--- Raw records ---
<<<<
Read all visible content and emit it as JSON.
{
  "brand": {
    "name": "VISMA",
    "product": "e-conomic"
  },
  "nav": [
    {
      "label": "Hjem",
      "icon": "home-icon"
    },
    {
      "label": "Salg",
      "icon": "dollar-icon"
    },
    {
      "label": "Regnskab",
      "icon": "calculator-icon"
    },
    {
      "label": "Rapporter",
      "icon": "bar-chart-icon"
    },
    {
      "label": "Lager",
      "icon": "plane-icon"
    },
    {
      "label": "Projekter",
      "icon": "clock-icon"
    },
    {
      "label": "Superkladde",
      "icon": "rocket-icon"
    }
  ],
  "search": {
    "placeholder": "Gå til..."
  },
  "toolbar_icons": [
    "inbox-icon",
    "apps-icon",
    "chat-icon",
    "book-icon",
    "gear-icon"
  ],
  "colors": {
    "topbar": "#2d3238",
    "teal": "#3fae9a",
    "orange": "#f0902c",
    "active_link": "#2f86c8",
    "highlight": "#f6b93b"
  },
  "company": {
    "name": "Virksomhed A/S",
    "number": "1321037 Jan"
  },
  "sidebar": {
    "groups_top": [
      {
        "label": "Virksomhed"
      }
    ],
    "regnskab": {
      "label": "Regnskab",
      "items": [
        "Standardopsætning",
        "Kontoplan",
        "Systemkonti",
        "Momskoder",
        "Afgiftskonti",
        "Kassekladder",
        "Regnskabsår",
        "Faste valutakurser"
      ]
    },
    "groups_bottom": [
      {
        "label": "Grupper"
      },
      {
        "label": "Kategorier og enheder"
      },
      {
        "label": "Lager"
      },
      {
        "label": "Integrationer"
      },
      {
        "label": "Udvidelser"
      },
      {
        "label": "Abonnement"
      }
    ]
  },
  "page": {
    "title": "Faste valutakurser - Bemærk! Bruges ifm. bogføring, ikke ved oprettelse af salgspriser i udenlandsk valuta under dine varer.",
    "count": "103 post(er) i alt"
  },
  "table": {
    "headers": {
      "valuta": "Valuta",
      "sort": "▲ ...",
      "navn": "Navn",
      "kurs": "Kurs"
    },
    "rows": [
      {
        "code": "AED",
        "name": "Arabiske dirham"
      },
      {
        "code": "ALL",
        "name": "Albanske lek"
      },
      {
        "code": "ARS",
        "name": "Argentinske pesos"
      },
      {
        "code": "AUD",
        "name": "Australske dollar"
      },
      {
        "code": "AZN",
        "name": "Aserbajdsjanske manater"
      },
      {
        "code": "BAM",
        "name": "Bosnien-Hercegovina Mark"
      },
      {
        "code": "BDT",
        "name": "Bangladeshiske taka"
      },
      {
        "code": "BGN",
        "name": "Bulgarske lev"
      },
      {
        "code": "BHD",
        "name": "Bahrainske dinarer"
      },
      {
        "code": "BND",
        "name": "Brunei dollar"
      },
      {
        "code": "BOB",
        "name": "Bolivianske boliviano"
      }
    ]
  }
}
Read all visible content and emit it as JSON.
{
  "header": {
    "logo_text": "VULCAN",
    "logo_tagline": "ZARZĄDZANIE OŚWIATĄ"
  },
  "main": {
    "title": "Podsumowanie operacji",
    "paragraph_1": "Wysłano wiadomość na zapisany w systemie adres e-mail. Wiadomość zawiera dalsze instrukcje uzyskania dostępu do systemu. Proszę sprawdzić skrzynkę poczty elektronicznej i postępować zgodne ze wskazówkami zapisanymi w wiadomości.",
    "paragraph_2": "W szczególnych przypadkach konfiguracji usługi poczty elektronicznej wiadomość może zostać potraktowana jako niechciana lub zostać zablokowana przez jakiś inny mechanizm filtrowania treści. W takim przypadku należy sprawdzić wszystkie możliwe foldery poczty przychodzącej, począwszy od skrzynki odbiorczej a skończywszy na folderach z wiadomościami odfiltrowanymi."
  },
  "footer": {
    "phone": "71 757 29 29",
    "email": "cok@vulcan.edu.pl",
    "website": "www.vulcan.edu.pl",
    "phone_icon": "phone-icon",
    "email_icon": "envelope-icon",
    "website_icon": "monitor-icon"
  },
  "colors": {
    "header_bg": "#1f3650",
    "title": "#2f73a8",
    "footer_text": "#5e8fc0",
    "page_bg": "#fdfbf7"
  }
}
>>>>
--- Required task ---
Write out the whole listing again. Match it word for word.

--- Result of the task ---
Read all visible content and emit it as JSON.
{
  "brand": {
    "name": "VISMA",
    "product": "e-conomic"
  },
  "nav": [
    {
      "label": "Hjem",
      "icon": "home-icon"
    },
    {
      "label": "Salg",
      "icon": "dollar-icon"
    },
    {
      "label": "Regnskab",
      "icon": "calculator-icon"
    },
    {
      "label": "Rapporter",
      "icon": "bar-chart-icon"
    },
    {
      "label": "Lager",
      "icon": "plane-icon"
    },
    {
      "label": "Projekter",
      "icon": "clock-icon"
    },
    {
      "label": "Superkladde",
      "icon": "rocket-icon"
    }
  ],
  "search": {
    "placeholder": "Gå til..."
  },
  "toolbar_icons": [
    "inbox-icon",
    "apps-icon",
    "chat-icon",
    "book-icon",
    "gear-icon"
  ],
  "colors": {
    "topbar": "#2d3238",
    "teal": "#3fae9a",
    "orange": "#f0902c",
    "active_link": "#2f86c8",
    "highlight": "#f6b93b"
  },
  "company": {
    "name": "Virksomhed A/S",
    "number": "1321037 Jan"
  },
  "sidebar": {
    "groups_top": [
      {
        "label": "Virksomhed"
      }
    ],
    "regnskab": {
      "label": "Regnskab",
      "items": [
        "Standardopsætning",
        "Kontoplan",
        "Systemkonti",
        "Momskoder",
        "Afgiftskonti",
        "Kassekladder",
        "Regnskabsår",
        "Faste valutakurser"
      ]
    },
    "groups_bottom": [
      {
        "label": "Grupper"
      },
      {
        "label": "Kategorier og enheder"
      },
      {
        "label": "Lager"
      },
      {
        "label": "Integrationer"
      },
      {
        "label": "Udvidelser"
      },
      {
        "label": "Abonnement"
      }
    ]
  },
  "page": {
    "title": "Faste valutakurser - Bemærk! Bruges ifm. bogføring, ikke ved oprettelse af salgspriser i udenlandsk valuta under dine varer.",
    "count": "103 post(er) i alt"
  },
  "table": {
    "headers": {
      "valuta": "Valuta",
      "sort": "▲ ...",
      "navn": "Navn",
      "kurs": "Kurs"
    },
    "rows": [
      {
        "code": "AED",
        "name": "Arabiske dirham"
      },
      {
        "code": "ALL",
        "name": "Albanske lek"
      },
      {
        "code": "ARS",
        "name": "Argentinske pesos"
      },
      {
        "code": "AUD",
        "name": "Australske dollar"
      },
      {
        "code": "AZN",
        "name": "Aserbajdsjanske manater"
      },
      {
        "code": "BAM",
        "name": "Bosnien-Hercegovina Mark"
      },
      {
        "code": "BDT",
        "name": "Bangladeshiske taka"
      },
      {
        "code": "BGN",
        "name": "Bulgarske lev"
      },
      {
        "code": "BHD",
        "name": "Bahrainske dinarer"
      },
      {
        "code": "BND",
        "name": "Brunei dollar"
      },
      {
        "code": "BOB",
        "name": "Bolivianske boliviano"
      }
    ]
  }
}
Read all visible content and emit it as JSON.
{
  "header": {
    "logo_text": "VULCAN",
    "logo_tagline": "ZARZĄDZANIE OŚWIATĄ"
  },
  "main": {
    "title": "Podsumowanie operacji",
    "paragraph_1": "Wysłano wiadomość na zapisany w systemie adres e-mail. Wiadomość zawiera dalsze instrukcje uzyskania dostępu do systemu. Proszę sprawdzić skrzynkę poczty elektronicznej i postępować zgodne ze wskazówkami zapisanymi w wiadomości.",
    "paragraph_2": "W szczególnych przypadkach konfiguracji usługi poczty elektronicznej wiadomość może zostać potraktowana jako niechciana lub zostać zablokowana przez jakiś inny mechanizm filtrowania treści. W takim przypadku należy sprawdzić wszystkie możliwe foldery poczty przychodzącej, począwszy od skrzynki odbiorczej a skończywszy na folderach z wiadomościami odfiltrowanymi."
  },
  "footer": {
    "phone": "71 757 29 29",
    "email": "cok@vulcan.edu.pl",
    "website": "www.vulcan.edu.pl",
    "phone_icon": "phone-icon",
    "email_icon": "envelope-icon",
    "website_icon": "monitor-icon"
  },
  "colors": {
    "header_bg": "#1f3650",
    "title": "#2f73a8",
    "footer_text": "#5e8fc0",
    "page_bg": "#fdfbf7"
  }
}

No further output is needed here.